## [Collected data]
○ ○ ○

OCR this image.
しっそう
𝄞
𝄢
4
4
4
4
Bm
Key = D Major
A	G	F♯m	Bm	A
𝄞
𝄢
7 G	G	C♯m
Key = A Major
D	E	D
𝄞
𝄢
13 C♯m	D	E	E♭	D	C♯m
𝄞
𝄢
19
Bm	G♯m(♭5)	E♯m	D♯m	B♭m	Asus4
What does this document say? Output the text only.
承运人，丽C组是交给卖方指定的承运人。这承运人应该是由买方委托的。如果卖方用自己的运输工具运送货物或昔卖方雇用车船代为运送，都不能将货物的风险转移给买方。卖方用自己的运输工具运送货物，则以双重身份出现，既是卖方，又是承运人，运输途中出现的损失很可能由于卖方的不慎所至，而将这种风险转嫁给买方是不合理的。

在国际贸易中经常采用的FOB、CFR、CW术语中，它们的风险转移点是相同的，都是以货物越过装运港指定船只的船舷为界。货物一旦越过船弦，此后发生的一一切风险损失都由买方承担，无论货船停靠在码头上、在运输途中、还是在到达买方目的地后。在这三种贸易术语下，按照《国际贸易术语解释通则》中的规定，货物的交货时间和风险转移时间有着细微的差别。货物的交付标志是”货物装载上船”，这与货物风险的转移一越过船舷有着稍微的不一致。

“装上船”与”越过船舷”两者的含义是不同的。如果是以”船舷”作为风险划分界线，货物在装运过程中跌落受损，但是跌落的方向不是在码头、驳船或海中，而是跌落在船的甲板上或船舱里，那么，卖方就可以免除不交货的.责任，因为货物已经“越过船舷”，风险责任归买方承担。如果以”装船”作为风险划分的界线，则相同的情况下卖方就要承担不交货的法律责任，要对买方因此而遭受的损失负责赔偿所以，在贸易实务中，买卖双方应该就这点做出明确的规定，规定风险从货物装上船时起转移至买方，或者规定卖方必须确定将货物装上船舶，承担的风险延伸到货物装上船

○ ○ ○

## [EXERCISE DIRECTIONS]
State how many lines in the records above contain the word "this", giving only the number.

## [SOLUTION BELOW]
2